_Exercise aim_:
Search the data below for "اختیار"; list each line that holds it.

-- Supplied material start --

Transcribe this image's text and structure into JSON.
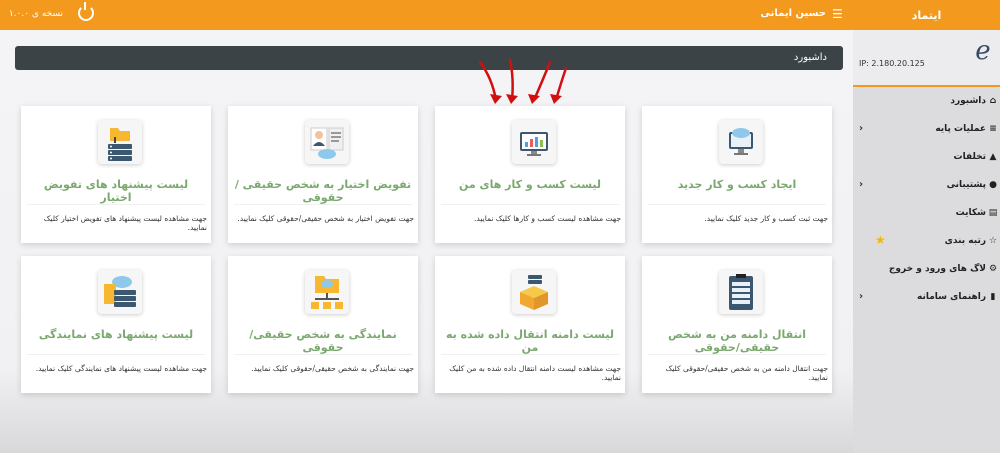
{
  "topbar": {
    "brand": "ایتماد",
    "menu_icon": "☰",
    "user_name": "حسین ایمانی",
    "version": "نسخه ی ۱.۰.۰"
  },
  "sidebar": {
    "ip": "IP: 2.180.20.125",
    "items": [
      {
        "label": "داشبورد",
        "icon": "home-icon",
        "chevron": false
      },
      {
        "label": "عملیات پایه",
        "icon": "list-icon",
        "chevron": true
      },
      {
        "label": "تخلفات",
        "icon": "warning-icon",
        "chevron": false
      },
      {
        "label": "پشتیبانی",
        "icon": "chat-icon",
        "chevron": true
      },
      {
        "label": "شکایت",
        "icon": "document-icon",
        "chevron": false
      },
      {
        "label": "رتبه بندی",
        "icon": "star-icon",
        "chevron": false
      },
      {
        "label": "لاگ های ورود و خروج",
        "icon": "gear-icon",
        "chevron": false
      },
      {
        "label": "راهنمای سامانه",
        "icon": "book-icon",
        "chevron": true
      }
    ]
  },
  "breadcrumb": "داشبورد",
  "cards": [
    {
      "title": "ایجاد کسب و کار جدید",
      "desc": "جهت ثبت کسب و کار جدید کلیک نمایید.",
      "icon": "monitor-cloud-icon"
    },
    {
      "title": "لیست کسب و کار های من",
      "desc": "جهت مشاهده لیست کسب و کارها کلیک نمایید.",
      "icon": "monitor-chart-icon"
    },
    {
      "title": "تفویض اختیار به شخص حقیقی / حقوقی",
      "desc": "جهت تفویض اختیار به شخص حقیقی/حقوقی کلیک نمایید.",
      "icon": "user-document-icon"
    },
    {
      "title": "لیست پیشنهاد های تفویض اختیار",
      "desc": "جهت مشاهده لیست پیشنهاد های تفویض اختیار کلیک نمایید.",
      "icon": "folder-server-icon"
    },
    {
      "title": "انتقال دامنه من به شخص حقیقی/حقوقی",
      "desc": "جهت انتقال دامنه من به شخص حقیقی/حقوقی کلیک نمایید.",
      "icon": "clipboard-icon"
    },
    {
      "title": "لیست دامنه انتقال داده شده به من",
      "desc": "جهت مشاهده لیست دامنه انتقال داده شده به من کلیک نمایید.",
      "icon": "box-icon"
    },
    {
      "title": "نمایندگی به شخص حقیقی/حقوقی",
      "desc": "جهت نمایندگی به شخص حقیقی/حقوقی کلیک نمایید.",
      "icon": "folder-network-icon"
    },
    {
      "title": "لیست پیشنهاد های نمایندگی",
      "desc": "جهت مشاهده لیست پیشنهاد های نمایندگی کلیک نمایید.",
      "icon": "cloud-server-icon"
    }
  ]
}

-- Supplied material end --
-- Supplied material start --

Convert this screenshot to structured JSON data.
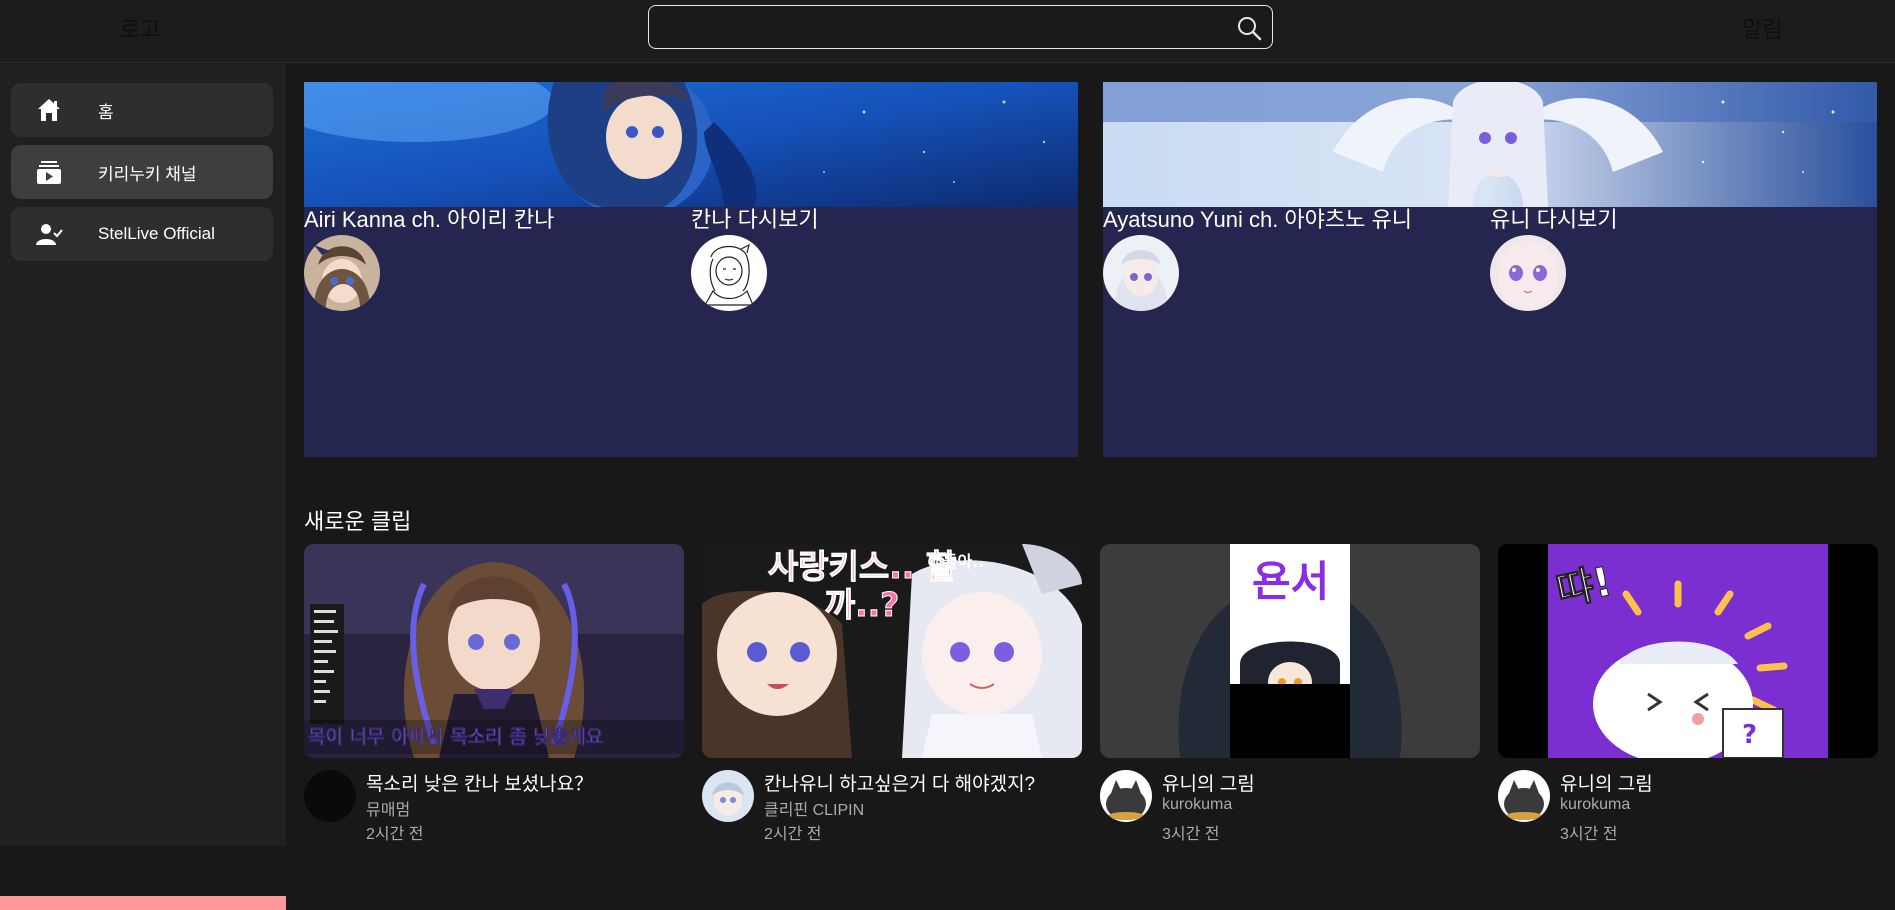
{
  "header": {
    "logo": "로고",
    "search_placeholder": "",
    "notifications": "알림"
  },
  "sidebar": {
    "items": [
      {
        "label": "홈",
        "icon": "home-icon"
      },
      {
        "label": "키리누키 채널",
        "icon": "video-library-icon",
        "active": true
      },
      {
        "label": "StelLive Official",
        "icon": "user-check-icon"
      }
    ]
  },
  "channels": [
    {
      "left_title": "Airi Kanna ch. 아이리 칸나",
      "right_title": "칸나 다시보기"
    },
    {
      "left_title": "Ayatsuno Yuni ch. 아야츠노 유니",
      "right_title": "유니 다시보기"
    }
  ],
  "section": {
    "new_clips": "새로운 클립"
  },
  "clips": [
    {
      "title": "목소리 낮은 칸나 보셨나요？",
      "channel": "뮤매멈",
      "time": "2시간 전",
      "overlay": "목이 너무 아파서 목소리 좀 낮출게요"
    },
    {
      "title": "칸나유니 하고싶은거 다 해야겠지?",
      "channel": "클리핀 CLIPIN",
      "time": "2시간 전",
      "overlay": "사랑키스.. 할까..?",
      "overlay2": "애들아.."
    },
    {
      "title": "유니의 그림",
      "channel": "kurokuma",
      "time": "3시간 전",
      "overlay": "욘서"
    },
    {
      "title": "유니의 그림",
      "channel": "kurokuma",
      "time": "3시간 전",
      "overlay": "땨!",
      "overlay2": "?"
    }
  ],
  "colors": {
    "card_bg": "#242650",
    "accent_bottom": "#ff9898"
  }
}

-- Supplied material end --

_Response below_:
      "title": "تفویض اختیار به شخص حقیقی / حقوقی",
      "desc": "جهت تفویض اختیار به شخص حقیقی/حقوقی کلیک نمایید.",
      "title": "لیست پیشنهاد های تفویض اختیار",
      "desc": "جهت مشاهده لیست پیشنهاد های تفویض اختیار کلیک نمایید.",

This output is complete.